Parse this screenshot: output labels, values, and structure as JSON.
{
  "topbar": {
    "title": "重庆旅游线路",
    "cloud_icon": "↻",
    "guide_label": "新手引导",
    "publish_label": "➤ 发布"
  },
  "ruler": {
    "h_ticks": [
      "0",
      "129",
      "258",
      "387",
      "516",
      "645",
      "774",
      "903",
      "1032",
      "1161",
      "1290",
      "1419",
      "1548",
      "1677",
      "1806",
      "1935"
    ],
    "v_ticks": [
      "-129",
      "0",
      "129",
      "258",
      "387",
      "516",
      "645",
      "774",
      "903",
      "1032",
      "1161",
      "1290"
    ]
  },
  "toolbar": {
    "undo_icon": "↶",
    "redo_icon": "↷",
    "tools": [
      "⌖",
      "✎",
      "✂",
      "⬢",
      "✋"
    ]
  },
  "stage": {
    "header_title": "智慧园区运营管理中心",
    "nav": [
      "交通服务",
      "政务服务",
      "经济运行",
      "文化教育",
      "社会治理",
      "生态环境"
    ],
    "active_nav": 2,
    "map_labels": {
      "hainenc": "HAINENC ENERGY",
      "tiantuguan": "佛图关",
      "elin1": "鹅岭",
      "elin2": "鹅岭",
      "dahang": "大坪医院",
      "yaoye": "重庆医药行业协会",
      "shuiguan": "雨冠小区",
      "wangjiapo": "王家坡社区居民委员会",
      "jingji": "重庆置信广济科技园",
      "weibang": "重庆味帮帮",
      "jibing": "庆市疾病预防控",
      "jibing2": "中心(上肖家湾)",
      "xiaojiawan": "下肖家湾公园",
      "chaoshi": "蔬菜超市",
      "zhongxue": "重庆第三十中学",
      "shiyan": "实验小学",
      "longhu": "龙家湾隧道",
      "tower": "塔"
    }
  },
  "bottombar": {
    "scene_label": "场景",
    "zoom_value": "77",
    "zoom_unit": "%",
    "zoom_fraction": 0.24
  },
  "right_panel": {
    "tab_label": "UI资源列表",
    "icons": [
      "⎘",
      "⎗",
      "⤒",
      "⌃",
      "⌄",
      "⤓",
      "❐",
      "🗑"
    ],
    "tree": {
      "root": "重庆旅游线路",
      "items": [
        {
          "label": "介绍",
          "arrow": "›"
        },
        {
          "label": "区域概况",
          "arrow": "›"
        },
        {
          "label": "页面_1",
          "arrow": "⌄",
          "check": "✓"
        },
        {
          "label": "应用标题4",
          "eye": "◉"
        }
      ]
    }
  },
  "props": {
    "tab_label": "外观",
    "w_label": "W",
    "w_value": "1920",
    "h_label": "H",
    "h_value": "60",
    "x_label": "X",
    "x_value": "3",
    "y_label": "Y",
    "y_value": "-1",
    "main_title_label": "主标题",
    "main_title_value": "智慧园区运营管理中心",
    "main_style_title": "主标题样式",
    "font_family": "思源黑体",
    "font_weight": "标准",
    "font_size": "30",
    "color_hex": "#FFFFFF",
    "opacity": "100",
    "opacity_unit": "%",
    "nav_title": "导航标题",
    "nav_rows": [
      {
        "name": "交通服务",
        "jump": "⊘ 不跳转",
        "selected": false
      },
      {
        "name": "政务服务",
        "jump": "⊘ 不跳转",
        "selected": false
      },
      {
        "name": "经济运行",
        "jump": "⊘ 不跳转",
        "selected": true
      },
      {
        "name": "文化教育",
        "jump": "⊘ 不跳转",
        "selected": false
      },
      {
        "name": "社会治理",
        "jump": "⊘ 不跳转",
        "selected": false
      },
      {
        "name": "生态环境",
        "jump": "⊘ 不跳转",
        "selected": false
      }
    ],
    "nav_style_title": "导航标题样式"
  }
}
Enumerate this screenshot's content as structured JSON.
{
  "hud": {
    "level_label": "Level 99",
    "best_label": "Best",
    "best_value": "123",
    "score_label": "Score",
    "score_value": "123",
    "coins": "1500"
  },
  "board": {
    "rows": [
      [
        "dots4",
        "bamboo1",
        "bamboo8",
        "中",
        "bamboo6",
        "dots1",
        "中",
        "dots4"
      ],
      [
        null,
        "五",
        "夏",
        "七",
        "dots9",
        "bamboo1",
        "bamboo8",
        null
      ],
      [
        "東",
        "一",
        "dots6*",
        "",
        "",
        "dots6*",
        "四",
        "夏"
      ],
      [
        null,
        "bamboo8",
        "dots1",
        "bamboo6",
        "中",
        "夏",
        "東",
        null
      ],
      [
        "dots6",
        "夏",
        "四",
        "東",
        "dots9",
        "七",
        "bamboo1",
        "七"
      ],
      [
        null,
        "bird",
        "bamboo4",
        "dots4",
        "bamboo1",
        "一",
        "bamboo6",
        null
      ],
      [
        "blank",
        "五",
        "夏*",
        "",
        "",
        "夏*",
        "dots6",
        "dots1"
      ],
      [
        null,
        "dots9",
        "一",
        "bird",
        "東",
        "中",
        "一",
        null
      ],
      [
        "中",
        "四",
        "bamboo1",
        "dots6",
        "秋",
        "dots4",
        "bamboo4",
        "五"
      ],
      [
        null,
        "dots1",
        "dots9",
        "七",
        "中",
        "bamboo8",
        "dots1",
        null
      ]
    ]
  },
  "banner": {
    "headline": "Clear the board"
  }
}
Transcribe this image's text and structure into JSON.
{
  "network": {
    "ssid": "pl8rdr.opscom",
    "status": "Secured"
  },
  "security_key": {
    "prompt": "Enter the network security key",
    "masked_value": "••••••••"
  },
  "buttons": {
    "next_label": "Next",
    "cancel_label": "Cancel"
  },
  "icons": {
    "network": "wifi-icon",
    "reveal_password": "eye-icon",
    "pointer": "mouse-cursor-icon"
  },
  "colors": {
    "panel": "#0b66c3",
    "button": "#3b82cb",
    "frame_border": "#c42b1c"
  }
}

..............................

> _Stated problem_:
Repeat the listing in full, keeping every line exactly as it is.

> _Reply to the exercise_:
Parse this screenshot: output labels, values, and structure as JSON.
{
  "topbar": {
    "title": "重庆旅游线路",
    "cloud_icon": "↻",
    "guide_label": "新手引导",
    "publish_label": "➤ 发布"
  },
  "ruler": {
    "h_ticks": [
      "0",
      "129",
      "258",
      "387",
      "516",
      "645",
      "774",
      "903",
      "1032",
      "1161",
      "1290",
      "1419",
      "1548",
      "1677",
      "1806",
      "1935"
    ],
    "v_ticks": [
      "-129",
      "0",
      "129",
      "258",
      "387",
      "516",
      "645",
      "774",
      "903",
      "1032",
      "1161",
      "1290"
    ]
  },
  "toolbar": {
    "undo_icon": "↶",
    "redo_icon": "↷",
    "tools": [
      "⌖",
      "✎",
      "✂",
      "⬢",
      "✋"
    ]
  },
  "stage": {
    "header_title": "智慧园区运营管理中心",
    "nav": [
      "交通服务",
      "政务服务",
      "经济运行",
      "文化教育",
      "社会治理",
      "生态环境"
    ],
    "active_nav": 2,
    "map_labels": {
      "hainenc": "HAINENC ENERGY",
      "tiantuguan": "佛图关",
      "elin1": "鹅岭",
      "elin2": "鹅岭",
      "dahang": "大坪医院",
      "yaoye": "重庆医药行业协会",
      "shuiguan": "雨冠小区",
      "wangjiapo": "王家坡社区居民委员会",
      "jingji": "重庆置信广济科技园",
      "weibang": "重庆味帮帮",
      "jibing": "庆市疾病预防控",
      "jibing2": "中心(上肖家湾)",
      "xiaojiawan": "下肖家湾公园",
      "chaoshi": "蔬菜超市",
      "zhongxue": "重庆第三十中学",
      "shiyan": "实验小学",
      "longhu": "龙家湾隧道",
      "tower": "塔"
    }
  },
  "bottombar": {
    "scene_label": "场景",
    "zoom_value": "77",
    "zoom_unit": "%",
    "zoom_fraction": 0.24
  },
  "right_panel": {
    "tab_label": "UI资源列表",
    "icons": [
      "⎘",
      "⎗",
      "⤒",
      "⌃",
      "⌄",
      "⤓",
      "❐",
      "🗑"
    ],
    "tree": {
      "root": "重庆旅游线路",
      "items": [
        {
          "label": "介绍",
          "arrow": "›"
        },
        {
          "label": "区域概况",
          "arrow": "›"
        },
        {
          "label": "页面_1",
          "arrow": "⌄",
          "check": "✓"
        },
        {
          "label": "应用标题4",
          "eye": "◉"
        }
      ]
    }
  },
  "props": {
    "tab_label": "外观",
    "w_label": "W",
    "w_value": "1920",
    "h_label": "H",
    "h_value": "60",
    "x_label": "X",
    "x_value": "3",
    "y_label": "Y",
    "y_value": "-1",
    "main_title_label": "主标题",
    "main_title_value": "智慧园区运营管理中心",
    "main_style_title": "主标题样式",
    "font_family": "思源黑体",
    "font_weight": "标准",
    "font_size": "30",
    "color_hex": "#FFFFFF",
    "opacity": "100",
    "opacity_unit": "%",
    "nav_title": "导航标题",
    "nav_rows": [
      {
        "name": "交通服务",
        "jump": "⊘ 不跳转",
        "selected": false
      },
      {
        "name": "政务服务",
        "jump": "⊘ 不跳转",
        "selected": false
      },
      {
        "name": "经济运行",
        "jump": "⊘ 不跳转",
        "selected": true
      },
      {
        "name": "文化教育",
        "jump": "⊘ 不跳转",
        "selected": false
      },
      {
        "name": "社会治理",
        "jump": "⊘ 不跳转",
        "selected": false
      },
      {
        "name": "生态环境",
        "jump": "⊘ 不跳转",
        "selected": false
      }
    ],
    "nav_style_title": "导航标题样式"
  }
}
Enumerate this screenshot's content as structured JSON.
{
  "hud": {
    "level_label": "Level 99",
    "best_label": "Best",
    "best_value": "123",
    "score_label": "Score",
    "score_value": "123",
    "coins": "1500"
  },
  "board": {
    "rows": [
      [
        "dots4",
        "bamboo1",
        "bamboo8",
        "中",
        "bamboo6",
        "dots1",
        "中",
        "dots4"
      ],
      [
        null,
        "五",
        "夏",
        "七",
        "dots9",
        "bamboo1",
        "bamboo8",
        null
      ],
      [
        "東",
        "一",
        "dots6*",
        "",
        "",
        "dots6*",
        "四",
        "夏"
      ],
      [
        null,
        "bamboo8",
        "dots1",
        "bamboo6",
        "中",
        "夏",
        "東",
        null
      ],
      [
        "dots6",
        "夏",
        "四",
        "東",
        "dots9",
        "七",
        "bamboo1",
        "七"
      ],
      [
        null,
        "bird",
        "bamboo4",
        "dots4",
        "bamboo1",
        "一",
        "bamboo6",
        null
      ],
      [
        "blank",
        "五",
        "夏*",
        "",
        "",
        "夏*",
        "dots6",
        "dots1"
      ],
      [
        null,
        "dots9",
        "一",
        "bird",
        "東",
        "中",
        "一",
        null
      ],
      [
        "中",
        "四",
        "bamboo1",
        "dots6",
        "秋",
        "dots4",
        "bamboo4",
        "五"
      ],
      [
        null,
        "dots1",
        "dots9",
        "七",
        "中",
        "bamboo8",
        "dots1",
        null
      ]
    ]
  },
  "banner": {
    "headline": "Clear the board"
  }
}
Transcribe this image's text and structure into JSON.
{
  "network": {
    "ssid": "pl8rdr.opscom",
    "status": "Secured"
  },
  "security_key": {
    "prompt": "Enter the network security key",
    "masked_value": "••••••••"
  },
  "buttons": {
    "next_label": "Next",
    "cancel_label": "Cancel"
  },
  "icons": {
    "network": "wifi-icon",
    "reveal_password": "eye-icon",
    "pointer": "mouse-cursor-icon"
  },
  "colors": {
    "panel": "#0b66c3",
    "button": "#3b82cb",
    "frame_border": "#c42b1c"
  }
}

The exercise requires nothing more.